* BEGIN *

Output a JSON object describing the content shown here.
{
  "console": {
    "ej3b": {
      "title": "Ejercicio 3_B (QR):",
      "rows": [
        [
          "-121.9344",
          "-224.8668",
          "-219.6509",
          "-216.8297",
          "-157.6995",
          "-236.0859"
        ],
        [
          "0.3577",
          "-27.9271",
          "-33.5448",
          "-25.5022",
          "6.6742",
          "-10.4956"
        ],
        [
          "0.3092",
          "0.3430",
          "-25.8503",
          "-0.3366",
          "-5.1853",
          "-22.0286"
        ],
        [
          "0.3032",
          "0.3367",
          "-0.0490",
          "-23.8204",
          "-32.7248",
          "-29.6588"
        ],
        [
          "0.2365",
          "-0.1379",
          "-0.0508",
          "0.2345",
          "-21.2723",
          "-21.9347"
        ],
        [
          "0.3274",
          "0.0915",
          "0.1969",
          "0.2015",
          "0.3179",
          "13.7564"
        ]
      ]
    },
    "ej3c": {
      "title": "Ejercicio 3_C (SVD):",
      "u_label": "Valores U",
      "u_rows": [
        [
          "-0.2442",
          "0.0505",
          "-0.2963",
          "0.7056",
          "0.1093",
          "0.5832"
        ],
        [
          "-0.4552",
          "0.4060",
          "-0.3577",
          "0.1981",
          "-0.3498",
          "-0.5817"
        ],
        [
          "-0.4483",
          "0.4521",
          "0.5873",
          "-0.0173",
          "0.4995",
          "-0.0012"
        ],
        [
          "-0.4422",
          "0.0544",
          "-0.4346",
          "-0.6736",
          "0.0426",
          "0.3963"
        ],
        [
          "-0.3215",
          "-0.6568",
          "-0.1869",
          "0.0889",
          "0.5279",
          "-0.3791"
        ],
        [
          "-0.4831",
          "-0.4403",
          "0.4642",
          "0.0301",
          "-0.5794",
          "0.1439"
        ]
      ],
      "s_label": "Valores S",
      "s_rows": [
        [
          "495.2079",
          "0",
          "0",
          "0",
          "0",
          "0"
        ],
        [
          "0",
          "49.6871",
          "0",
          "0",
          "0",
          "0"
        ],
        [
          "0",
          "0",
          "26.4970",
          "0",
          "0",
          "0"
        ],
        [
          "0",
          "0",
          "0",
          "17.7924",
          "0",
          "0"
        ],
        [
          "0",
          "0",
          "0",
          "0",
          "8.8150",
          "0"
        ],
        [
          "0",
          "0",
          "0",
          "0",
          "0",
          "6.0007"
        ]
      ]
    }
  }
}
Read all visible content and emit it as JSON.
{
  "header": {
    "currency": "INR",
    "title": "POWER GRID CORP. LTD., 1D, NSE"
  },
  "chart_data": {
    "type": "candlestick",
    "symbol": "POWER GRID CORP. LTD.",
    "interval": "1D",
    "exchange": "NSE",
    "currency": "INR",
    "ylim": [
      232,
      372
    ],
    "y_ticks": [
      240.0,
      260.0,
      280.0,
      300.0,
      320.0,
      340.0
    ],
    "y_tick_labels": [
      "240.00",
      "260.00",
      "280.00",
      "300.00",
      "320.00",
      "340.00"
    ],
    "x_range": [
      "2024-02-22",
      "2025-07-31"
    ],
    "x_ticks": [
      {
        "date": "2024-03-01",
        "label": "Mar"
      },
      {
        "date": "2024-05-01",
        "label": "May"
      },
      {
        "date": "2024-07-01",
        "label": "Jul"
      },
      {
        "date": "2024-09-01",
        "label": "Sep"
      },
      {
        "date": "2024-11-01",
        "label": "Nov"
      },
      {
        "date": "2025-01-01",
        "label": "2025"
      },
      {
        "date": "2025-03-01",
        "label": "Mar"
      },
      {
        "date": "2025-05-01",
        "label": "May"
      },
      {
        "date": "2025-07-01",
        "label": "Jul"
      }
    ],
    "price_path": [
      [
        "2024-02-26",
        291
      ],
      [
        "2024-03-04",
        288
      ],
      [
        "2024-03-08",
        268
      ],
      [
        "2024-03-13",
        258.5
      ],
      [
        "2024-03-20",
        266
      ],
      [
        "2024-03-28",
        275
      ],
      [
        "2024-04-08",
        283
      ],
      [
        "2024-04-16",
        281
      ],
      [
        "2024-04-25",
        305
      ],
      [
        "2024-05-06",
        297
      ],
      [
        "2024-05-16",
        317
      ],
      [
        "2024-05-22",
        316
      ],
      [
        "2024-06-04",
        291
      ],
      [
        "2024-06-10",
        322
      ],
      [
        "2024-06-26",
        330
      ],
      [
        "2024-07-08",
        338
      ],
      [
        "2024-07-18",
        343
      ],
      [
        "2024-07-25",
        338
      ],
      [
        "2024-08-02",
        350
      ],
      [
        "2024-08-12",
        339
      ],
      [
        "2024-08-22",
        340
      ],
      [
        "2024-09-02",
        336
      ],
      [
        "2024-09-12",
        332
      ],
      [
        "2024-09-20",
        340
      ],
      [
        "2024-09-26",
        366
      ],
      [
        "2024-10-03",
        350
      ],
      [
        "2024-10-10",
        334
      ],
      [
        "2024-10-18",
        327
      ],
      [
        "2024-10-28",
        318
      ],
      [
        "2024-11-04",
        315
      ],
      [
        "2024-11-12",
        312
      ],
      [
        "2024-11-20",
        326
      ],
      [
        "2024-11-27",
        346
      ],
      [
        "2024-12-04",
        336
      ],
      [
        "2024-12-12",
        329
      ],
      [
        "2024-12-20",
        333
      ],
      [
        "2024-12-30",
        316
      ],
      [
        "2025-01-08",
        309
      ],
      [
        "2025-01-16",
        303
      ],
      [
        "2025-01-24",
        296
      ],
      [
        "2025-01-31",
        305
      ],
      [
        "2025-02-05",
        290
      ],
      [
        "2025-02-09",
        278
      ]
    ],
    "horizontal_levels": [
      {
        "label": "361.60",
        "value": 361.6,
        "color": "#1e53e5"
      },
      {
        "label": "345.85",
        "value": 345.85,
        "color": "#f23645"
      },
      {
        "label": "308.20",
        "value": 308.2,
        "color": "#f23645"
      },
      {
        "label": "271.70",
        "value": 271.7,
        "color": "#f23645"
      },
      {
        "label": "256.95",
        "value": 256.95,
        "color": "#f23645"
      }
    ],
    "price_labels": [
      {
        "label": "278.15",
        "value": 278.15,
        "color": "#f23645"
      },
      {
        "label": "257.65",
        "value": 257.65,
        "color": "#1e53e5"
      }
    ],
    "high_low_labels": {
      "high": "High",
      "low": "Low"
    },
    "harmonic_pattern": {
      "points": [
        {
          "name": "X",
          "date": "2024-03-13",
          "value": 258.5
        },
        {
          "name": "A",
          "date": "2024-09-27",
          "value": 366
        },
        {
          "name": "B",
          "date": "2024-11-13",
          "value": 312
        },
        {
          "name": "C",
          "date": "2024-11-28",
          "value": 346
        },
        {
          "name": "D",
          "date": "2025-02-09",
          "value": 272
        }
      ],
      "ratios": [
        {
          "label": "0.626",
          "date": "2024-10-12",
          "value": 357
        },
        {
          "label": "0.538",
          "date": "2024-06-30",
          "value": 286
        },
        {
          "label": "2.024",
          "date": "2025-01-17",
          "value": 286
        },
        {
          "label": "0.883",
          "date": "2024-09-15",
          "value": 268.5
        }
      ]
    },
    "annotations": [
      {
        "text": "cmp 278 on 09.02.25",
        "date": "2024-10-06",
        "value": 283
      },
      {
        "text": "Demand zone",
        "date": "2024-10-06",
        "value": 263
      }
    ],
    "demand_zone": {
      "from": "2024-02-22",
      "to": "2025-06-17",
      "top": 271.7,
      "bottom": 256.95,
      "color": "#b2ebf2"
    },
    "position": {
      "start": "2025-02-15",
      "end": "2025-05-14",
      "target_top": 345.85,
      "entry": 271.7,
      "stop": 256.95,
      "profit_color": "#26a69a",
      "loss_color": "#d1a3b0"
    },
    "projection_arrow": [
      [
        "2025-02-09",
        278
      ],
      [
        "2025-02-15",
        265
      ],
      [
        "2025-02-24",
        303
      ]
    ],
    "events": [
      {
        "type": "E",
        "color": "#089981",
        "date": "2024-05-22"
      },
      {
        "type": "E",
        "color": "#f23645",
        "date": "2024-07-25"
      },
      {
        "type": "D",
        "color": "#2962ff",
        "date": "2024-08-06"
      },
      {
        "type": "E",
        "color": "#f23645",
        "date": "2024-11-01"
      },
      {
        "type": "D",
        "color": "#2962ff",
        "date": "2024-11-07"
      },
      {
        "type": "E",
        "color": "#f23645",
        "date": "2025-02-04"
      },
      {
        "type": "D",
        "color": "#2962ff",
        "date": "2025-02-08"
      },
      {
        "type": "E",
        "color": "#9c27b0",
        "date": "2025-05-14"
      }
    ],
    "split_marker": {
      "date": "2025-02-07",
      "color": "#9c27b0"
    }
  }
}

* END *

## Problem description:
Pull out every line above that holds the word "text".

## Task response:
        "text": "cmp 278 on 09.02.25",
        "text": "Demand zone",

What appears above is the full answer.